• _Problem statement_:
Extract each line where the string "Turbulent" shows up.

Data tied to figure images

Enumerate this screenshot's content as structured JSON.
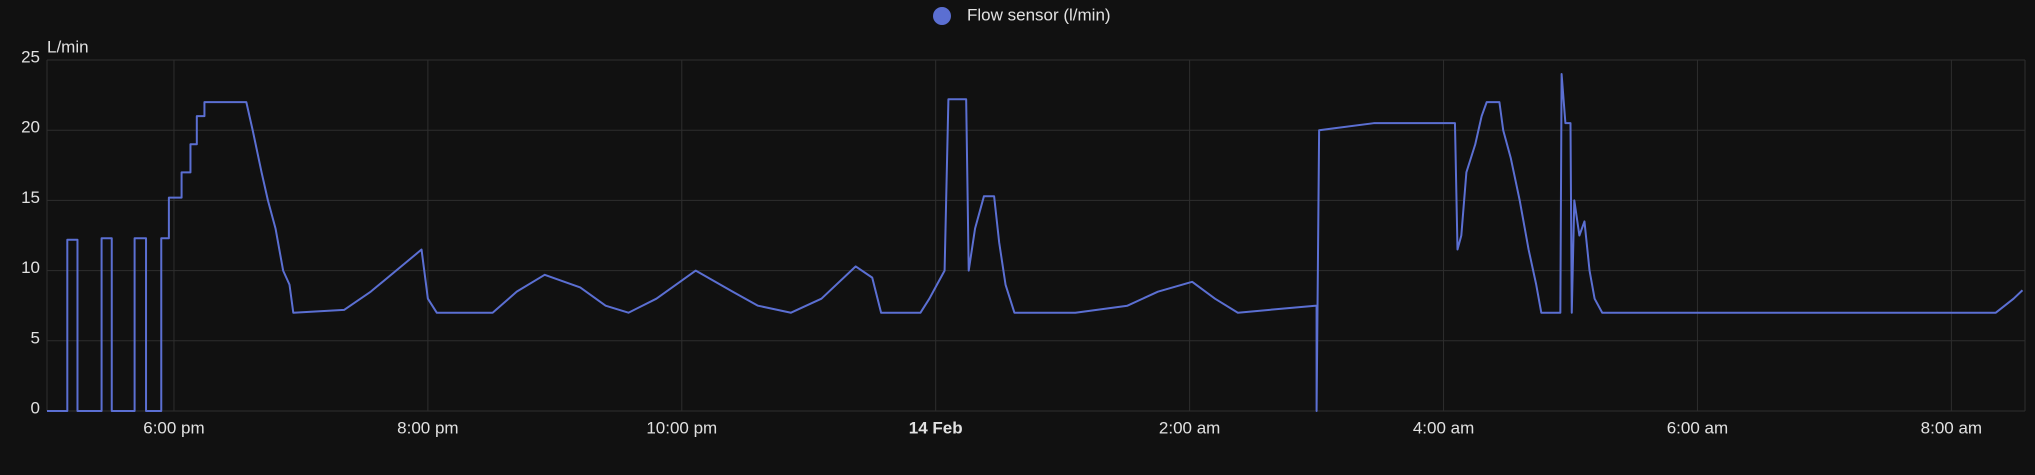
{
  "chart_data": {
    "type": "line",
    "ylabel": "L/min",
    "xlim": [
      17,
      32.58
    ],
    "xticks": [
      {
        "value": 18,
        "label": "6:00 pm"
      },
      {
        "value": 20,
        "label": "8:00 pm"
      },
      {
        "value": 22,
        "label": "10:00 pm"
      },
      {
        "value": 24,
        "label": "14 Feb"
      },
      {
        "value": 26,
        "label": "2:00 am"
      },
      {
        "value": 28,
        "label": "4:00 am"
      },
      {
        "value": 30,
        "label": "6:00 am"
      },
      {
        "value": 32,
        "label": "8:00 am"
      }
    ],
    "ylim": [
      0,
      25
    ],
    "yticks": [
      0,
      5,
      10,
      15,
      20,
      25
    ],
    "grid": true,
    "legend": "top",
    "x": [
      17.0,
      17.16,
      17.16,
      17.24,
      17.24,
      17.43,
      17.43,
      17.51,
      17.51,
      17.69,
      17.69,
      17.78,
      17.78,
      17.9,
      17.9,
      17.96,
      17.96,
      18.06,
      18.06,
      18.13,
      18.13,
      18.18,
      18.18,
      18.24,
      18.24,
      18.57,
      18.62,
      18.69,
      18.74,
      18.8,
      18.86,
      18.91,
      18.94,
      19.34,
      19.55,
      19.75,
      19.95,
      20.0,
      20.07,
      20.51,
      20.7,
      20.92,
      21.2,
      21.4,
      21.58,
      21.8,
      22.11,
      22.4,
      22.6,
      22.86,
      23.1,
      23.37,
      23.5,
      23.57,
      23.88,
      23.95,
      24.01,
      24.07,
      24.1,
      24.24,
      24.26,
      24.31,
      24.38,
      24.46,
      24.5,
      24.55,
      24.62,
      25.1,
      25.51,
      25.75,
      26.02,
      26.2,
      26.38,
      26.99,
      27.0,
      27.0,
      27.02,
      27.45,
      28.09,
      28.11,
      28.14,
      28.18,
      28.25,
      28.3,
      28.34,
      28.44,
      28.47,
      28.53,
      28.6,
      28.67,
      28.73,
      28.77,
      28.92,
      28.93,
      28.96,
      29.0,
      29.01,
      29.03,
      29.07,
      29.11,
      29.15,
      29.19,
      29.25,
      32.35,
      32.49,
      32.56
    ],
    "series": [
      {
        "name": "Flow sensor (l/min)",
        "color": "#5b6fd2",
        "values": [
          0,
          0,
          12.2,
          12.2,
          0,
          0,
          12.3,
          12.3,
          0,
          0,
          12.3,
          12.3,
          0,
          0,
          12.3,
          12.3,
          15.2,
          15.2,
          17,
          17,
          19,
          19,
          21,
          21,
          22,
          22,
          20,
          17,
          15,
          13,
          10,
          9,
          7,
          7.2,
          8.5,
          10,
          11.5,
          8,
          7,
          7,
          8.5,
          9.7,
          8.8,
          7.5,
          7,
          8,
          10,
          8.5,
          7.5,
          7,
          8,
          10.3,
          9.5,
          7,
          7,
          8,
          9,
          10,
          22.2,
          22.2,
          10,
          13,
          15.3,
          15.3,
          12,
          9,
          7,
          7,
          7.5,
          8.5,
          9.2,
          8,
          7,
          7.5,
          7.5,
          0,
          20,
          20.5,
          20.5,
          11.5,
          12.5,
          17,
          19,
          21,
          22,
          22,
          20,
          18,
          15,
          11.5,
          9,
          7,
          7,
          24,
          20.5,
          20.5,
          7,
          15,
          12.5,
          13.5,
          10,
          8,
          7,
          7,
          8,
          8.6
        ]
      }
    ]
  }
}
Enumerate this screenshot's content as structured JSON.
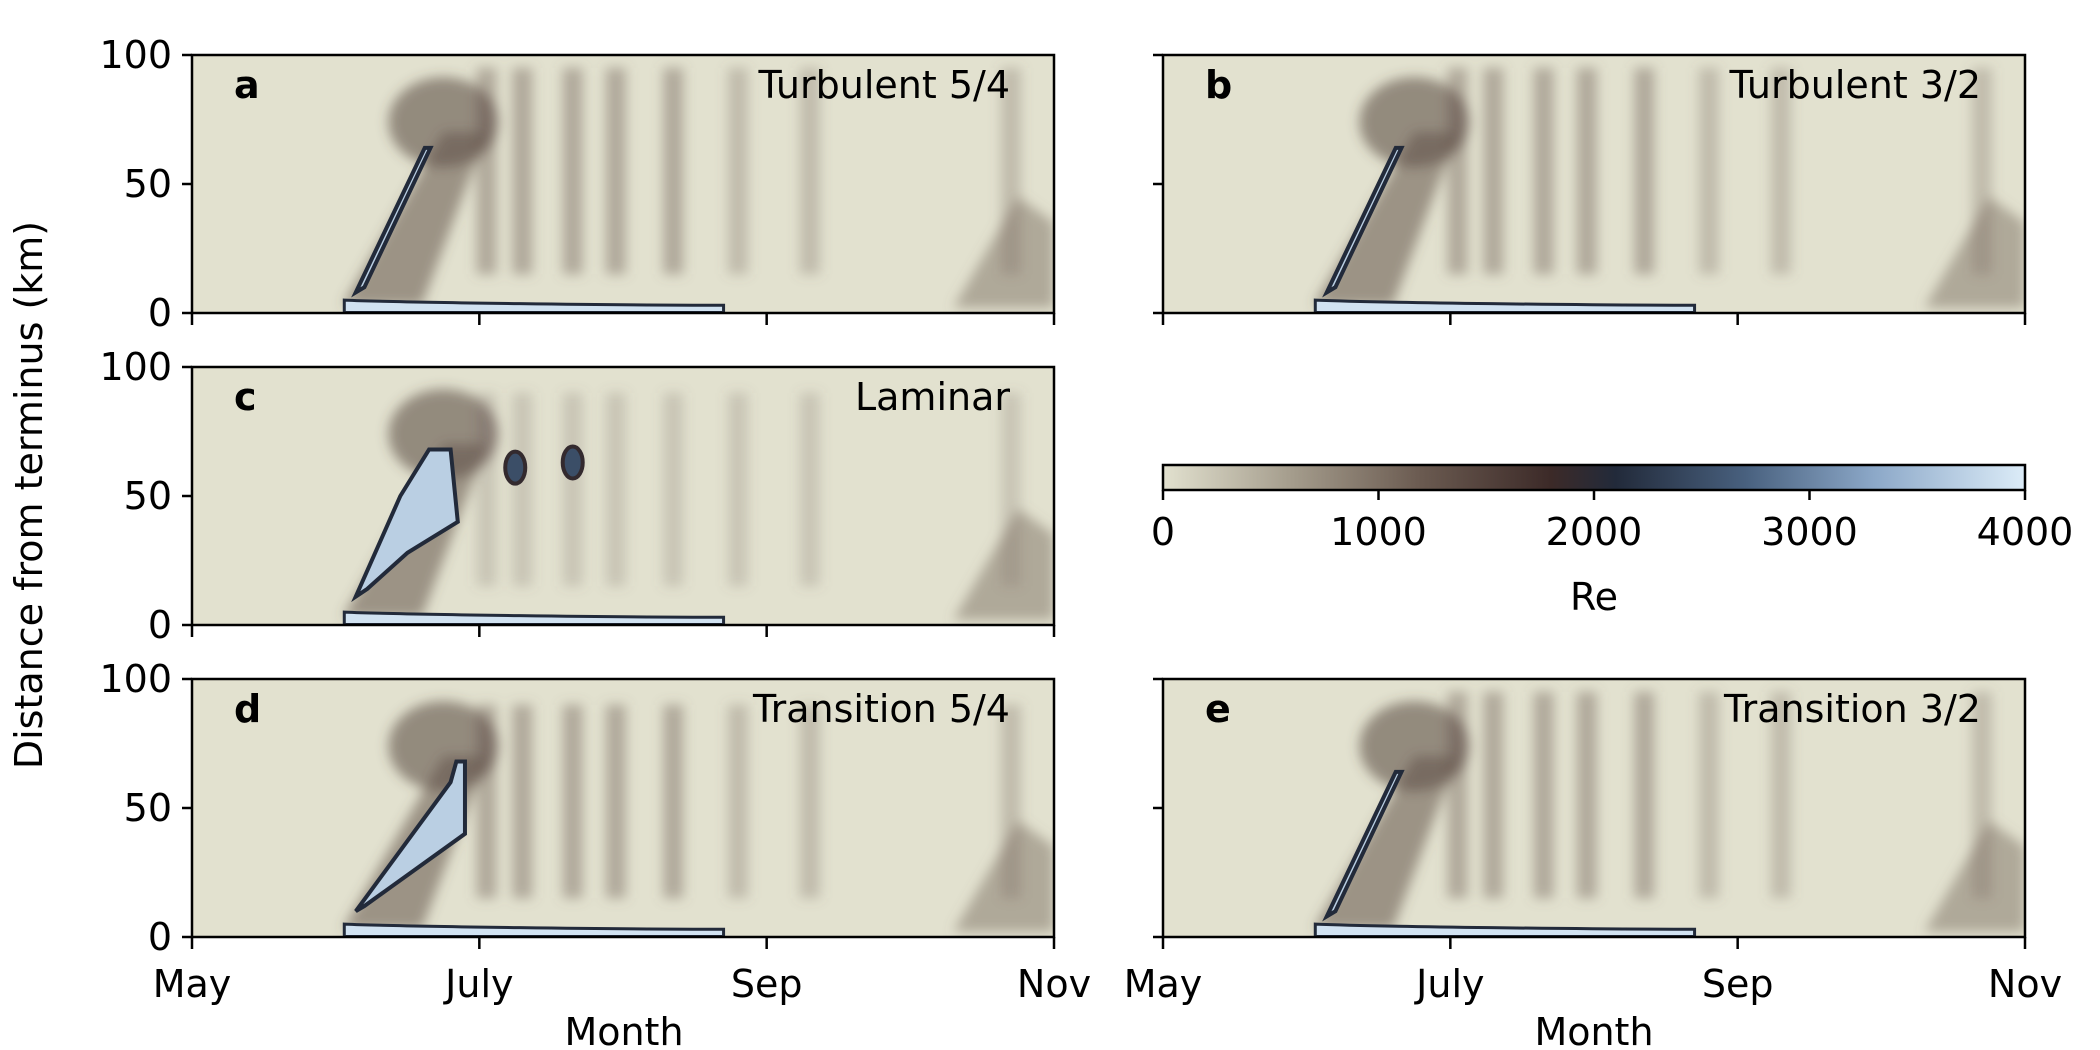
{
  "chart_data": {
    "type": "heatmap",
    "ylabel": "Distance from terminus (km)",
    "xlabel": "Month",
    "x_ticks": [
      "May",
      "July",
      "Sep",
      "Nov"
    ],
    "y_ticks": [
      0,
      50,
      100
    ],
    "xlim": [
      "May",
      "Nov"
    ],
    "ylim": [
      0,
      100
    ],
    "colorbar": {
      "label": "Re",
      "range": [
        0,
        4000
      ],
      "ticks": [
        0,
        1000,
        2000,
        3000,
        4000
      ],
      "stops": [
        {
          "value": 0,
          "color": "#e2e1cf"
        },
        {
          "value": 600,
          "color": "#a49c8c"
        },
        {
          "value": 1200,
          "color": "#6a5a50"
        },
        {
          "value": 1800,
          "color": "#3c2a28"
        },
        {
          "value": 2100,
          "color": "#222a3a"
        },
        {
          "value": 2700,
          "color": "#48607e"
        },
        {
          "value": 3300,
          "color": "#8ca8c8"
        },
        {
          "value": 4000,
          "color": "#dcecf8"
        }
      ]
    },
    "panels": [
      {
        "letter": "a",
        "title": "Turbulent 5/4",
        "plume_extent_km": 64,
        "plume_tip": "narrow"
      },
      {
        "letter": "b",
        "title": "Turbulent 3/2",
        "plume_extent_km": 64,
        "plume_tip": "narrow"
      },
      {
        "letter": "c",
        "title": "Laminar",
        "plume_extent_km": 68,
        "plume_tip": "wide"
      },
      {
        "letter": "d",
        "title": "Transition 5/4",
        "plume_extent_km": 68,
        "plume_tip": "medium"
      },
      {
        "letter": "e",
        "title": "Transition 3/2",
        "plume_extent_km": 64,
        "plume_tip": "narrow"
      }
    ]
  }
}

--

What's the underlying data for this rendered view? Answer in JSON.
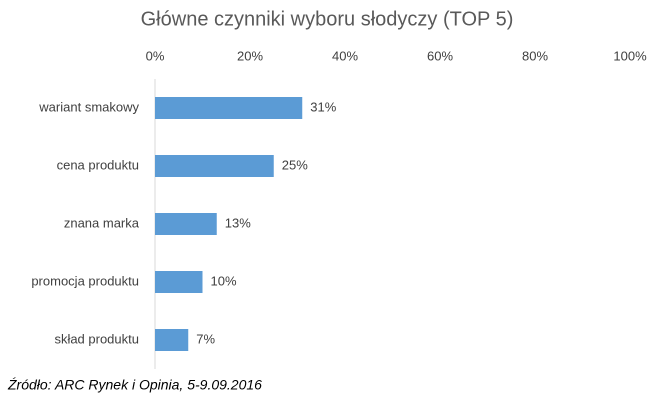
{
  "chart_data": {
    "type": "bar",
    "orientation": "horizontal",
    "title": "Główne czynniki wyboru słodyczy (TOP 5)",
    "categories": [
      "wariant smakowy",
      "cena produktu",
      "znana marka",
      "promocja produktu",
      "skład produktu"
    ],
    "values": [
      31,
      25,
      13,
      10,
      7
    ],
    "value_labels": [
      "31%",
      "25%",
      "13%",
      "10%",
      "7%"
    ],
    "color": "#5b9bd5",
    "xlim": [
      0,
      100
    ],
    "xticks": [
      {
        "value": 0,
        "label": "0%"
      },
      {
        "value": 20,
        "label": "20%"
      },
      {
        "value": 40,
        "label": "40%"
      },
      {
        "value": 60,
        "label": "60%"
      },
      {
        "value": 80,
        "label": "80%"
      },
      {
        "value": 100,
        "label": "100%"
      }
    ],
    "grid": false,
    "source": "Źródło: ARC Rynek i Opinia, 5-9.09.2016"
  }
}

• _Written answer_:
        "title": "Turbulent 5/4",
        "title": "Turbulent 3/2",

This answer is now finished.